--- BRIEF ---
Repeat the listing exactly as given, omitting every image.

--- SUPPLIED RECORDS ---
━━━━━━━━━━━━━━━━━━━━━━━━━━━━━━

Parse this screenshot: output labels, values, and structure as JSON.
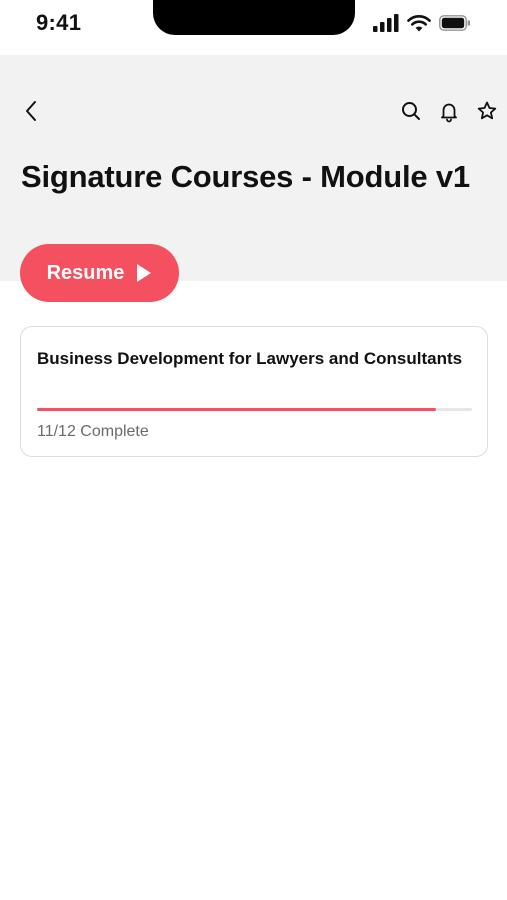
{
  "status_bar": {
    "time": "9:41",
    "icons": [
      "signal-icon",
      "wifi-icon",
      "battery-icon"
    ]
  },
  "header": {
    "title": "Signature Courses - Module v1",
    "back_icon": "chevron-left-icon",
    "actions": [
      "search-icon",
      "bell-icon",
      "star-icon"
    ]
  },
  "resume_button": {
    "label": "Resume",
    "icon": "play-icon"
  },
  "course": {
    "title": "Business Development for Lawyers and Consultants",
    "status": "11/12 Complete",
    "progress": 0.9167
  },
  "colors": {
    "accent": "#f4505f",
    "header_bg": "#f2f2f2",
    "muted_text": "#6b6b6b"
  }
}
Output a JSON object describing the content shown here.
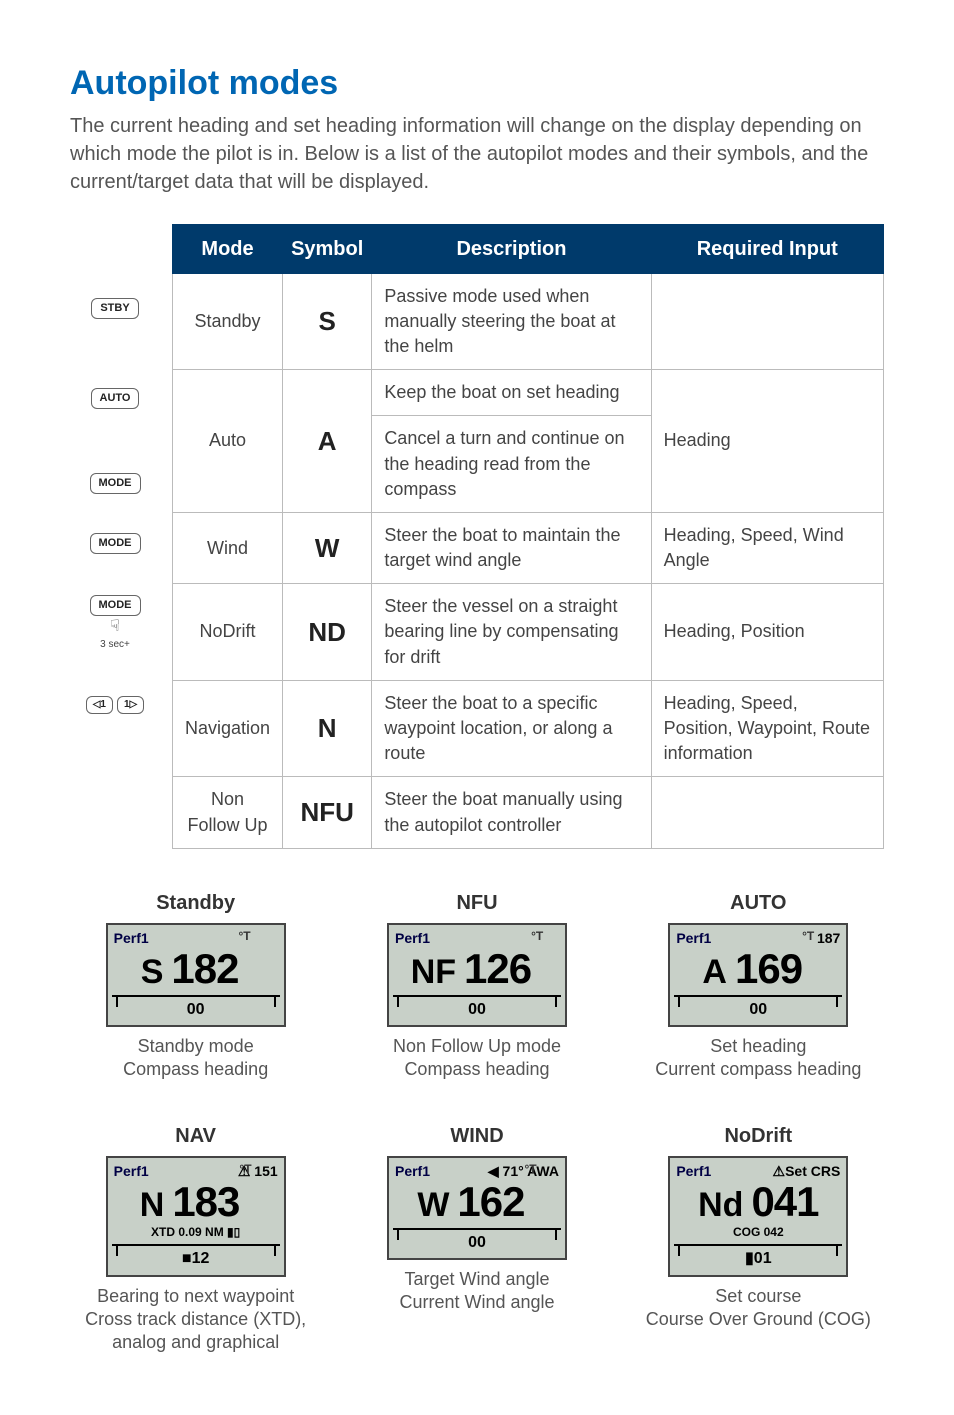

━━━━━━━━━━━━━━━━━━━━━━━━━━━━━━

--- REPLY TO THE EXERCISE ---
Parse this screenshot: output labels, values, and structure as JSON.
{
  "status_bar": {
    "time": "9:41",
    "icons": [
      "signal-icon",
      "wifi-icon",
      "battery-icon"
    ]
  },
  "header": {
    "title": "Signature Courses - Module v1",
    "back_icon": "chevron-left-icon",
    "actions": [
      "search-icon",
      "bell-icon",
      "star-icon"
    ]
  },
  "resume_button": {
    "label": "Resume",
    "icon": "play-icon"
  },
  "course": {
    "title": "Business Development for Lawyers and Consultants",
    "status": "11/12 Complete",
    "progress": 0.9167
  },
  "colors": {
    "accent": "#f4505f",
    "header_bg": "#f2f2f2",
    "muted_text": "#6b6b6b"
  }
}
Output a JSON object describing the content shown here.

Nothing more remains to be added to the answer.